=== SUPPLIED RECORDS ===
::::

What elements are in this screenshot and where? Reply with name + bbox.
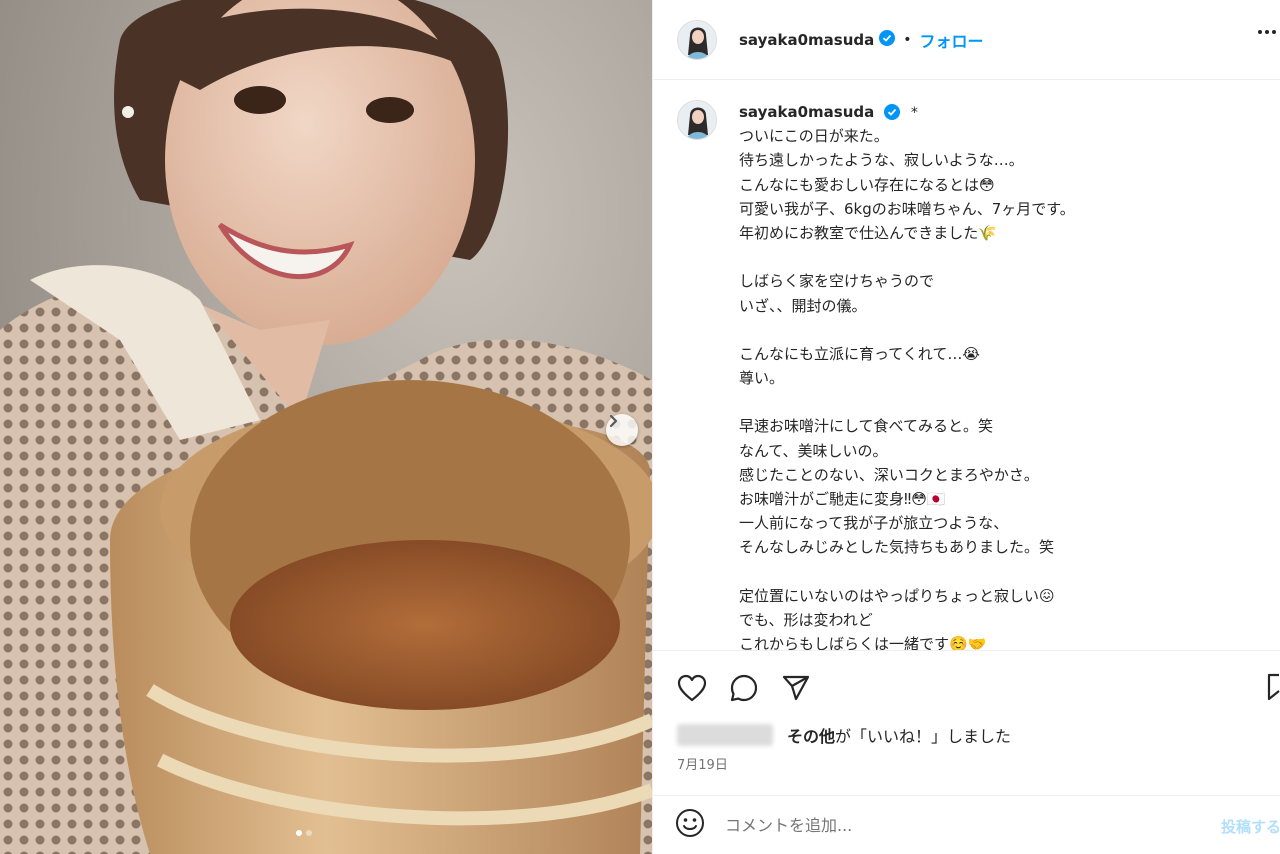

::::

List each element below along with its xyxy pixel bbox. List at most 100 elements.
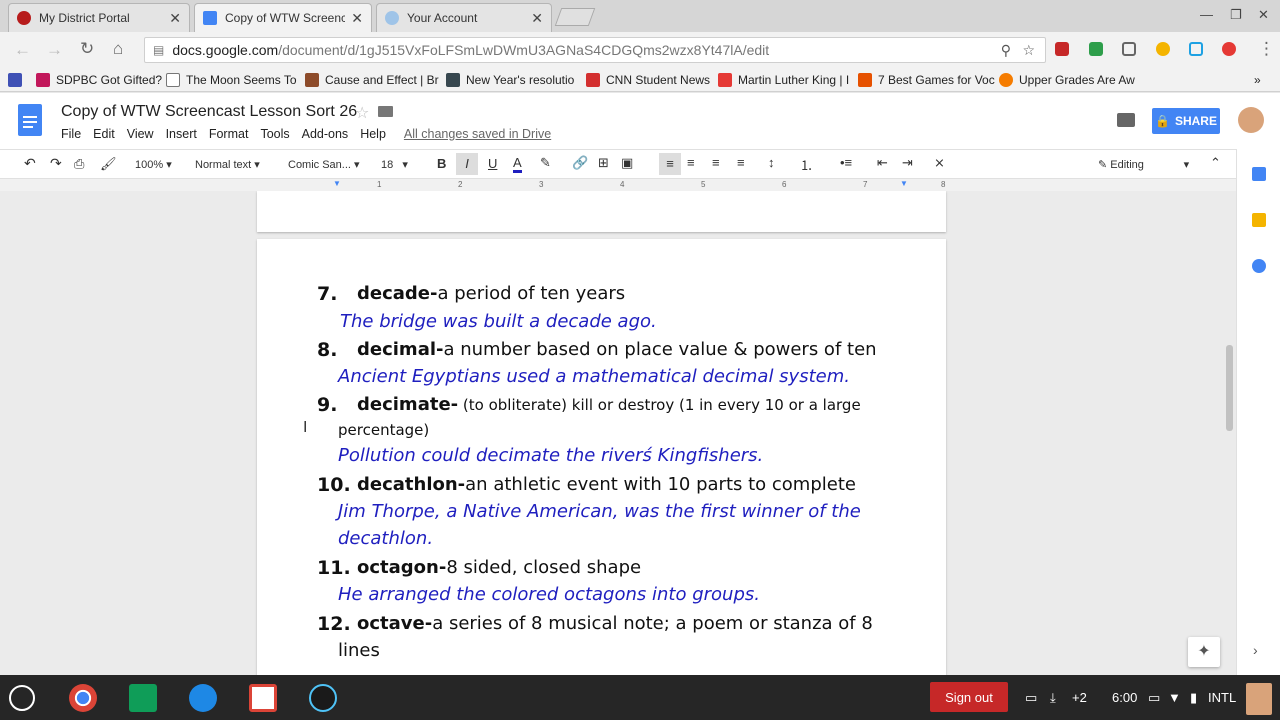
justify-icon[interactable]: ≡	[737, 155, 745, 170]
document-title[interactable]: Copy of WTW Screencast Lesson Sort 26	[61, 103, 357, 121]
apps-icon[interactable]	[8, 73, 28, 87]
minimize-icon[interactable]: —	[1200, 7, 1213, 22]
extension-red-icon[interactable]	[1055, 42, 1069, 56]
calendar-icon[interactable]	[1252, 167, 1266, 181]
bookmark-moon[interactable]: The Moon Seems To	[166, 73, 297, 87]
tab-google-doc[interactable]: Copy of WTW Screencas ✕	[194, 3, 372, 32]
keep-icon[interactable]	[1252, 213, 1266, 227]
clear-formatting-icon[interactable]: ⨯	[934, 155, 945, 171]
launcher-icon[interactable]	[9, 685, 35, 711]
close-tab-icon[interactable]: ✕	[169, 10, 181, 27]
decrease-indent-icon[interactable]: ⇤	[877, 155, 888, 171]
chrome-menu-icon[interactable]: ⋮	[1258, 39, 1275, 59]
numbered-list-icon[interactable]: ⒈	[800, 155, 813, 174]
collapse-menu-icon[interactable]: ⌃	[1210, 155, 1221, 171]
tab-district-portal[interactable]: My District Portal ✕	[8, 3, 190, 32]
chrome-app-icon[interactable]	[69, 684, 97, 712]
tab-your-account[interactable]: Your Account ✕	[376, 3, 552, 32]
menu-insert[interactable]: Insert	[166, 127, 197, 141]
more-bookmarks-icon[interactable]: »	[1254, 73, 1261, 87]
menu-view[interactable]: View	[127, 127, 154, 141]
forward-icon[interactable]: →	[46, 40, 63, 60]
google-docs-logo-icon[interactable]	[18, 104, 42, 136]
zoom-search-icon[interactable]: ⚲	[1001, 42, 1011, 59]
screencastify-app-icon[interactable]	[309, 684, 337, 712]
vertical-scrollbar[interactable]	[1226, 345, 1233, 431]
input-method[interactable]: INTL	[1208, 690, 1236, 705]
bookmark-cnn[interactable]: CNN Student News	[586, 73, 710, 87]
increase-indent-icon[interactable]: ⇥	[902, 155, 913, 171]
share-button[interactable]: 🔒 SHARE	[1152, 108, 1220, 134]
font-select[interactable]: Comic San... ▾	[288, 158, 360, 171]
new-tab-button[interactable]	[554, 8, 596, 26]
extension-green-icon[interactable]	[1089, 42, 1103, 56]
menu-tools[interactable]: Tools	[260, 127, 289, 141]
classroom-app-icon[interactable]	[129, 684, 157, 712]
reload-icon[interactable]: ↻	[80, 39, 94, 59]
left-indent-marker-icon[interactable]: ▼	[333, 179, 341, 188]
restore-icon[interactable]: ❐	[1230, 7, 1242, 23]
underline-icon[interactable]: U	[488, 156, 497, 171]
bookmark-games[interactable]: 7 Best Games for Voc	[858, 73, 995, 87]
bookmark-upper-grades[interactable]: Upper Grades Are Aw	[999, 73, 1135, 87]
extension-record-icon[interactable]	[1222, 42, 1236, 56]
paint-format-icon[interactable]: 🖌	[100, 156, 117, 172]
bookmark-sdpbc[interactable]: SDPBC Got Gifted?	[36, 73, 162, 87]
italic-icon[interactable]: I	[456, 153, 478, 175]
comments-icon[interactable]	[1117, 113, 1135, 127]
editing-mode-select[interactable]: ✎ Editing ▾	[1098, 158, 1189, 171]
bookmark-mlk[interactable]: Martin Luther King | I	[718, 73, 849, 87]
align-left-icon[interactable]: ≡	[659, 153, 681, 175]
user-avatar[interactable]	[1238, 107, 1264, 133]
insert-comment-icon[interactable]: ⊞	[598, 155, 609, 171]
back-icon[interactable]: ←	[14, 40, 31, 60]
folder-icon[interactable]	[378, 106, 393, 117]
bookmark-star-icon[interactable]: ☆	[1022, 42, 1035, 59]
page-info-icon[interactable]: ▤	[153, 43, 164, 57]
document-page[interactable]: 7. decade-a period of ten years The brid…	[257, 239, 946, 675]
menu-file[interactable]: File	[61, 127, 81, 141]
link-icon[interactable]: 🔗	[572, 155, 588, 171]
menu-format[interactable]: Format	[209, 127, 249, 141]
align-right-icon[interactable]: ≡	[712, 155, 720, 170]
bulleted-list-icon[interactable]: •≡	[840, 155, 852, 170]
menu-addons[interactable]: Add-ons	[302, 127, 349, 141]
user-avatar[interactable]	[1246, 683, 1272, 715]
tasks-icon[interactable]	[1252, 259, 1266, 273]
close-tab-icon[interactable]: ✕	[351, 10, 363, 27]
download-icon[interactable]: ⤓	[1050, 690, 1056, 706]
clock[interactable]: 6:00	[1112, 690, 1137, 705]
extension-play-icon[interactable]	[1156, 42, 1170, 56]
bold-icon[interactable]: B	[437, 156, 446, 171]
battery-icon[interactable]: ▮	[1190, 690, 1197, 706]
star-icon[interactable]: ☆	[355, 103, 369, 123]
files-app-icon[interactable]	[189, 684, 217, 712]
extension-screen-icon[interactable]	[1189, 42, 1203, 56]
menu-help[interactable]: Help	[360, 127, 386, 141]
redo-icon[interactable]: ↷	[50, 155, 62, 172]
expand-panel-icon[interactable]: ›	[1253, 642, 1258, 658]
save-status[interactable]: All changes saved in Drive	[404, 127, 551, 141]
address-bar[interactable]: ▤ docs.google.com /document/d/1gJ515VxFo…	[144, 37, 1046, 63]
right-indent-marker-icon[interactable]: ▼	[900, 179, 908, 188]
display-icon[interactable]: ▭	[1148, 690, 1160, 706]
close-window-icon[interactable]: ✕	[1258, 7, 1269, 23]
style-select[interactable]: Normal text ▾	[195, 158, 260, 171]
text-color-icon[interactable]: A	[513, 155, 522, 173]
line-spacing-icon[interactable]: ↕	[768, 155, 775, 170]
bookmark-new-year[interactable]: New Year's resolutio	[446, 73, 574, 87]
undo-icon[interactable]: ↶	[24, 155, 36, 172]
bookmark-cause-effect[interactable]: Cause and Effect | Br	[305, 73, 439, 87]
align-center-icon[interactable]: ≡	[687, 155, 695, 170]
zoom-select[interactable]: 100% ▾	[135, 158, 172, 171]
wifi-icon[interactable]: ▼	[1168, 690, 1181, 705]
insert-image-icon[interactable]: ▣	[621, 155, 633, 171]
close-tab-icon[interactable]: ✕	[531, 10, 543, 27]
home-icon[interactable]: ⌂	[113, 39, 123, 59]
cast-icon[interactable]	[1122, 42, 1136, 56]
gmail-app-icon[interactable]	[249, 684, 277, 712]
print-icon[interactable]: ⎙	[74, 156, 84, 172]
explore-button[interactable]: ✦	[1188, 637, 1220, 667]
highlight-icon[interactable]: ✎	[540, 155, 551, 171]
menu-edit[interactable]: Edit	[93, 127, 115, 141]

::::

=== TASK ===
Can you copy out, unchanged, the part of the entries that opens with the line containing "List each element" and closes with the line containing "690, 1236, 705]", including both of those lines? Leave the pictures out.

=== TASK RESULT ===
List each element below along with its xyxy pixel bbox. List at most 100 elements.
justify-icon[interactable]: ≡	[737, 155, 745, 170]
document-title[interactable]: Copy of WTW Screencast Lesson Sort 26	[61, 103, 357, 121]
apps-icon[interactable]	[8, 73, 28, 87]
minimize-icon[interactable]: —	[1200, 7, 1213, 22]
extension-red-icon[interactable]	[1055, 42, 1069, 56]
calendar-icon[interactable]	[1252, 167, 1266, 181]
bookmark-moon[interactable]: The Moon Seems To	[166, 73, 297, 87]
tab-google-doc[interactable]: Copy of WTW Screencas ✕	[194, 3, 372, 32]
keep-icon[interactable]	[1252, 213, 1266, 227]
clear-formatting-icon[interactable]: ⨯	[934, 155, 945, 171]
launcher-icon[interactable]	[9, 685, 35, 711]
close-tab-icon[interactable]: ✕	[169, 10, 181, 27]
decrease-indent-icon[interactable]: ⇤	[877, 155, 888, 171]
chrome-menu-icon[interactable]: ⋮	[1258, 39, 1275, 59]
numbered-list-icon[interactable]: ⒈	[800, 155, 813, 174]
collapse-menu-icon[interactable]: ⌃	[1210, 155, 1221, 171]
tab-district-portal[interactable]: My District Portal ✕	[8, 3, 190, 32]
chrome-app-icon[interactable]	[69, 684, 97, 712]
tab-your-account[interactable]: Your Account ✕	[376, 3, 552, 32]
menu-insert[interactable]: Insert	[166, 127, 197, 141]
more-bookmarks-icon[interactable]: »	[1254, 73, 1261, 87]
menu-view[interactable]: View	[127, 127, 154, 141]
forward-icon[interactable]: →	[46, 40, 63, 60]
google-docs-logo-icon[interactable]	[18, 104, 42, 136]
zoom-search-icon[interactable]: ⚲	[1001, 42, 1011, 59]
screencastify-app-icon[interactable]	[309, 684, 337, 712]
vertical-scrollbar[interactable]	[1226, 345, 1233, 431]
input-method[interactable]: INTL	[1208, 690, 1236, 705]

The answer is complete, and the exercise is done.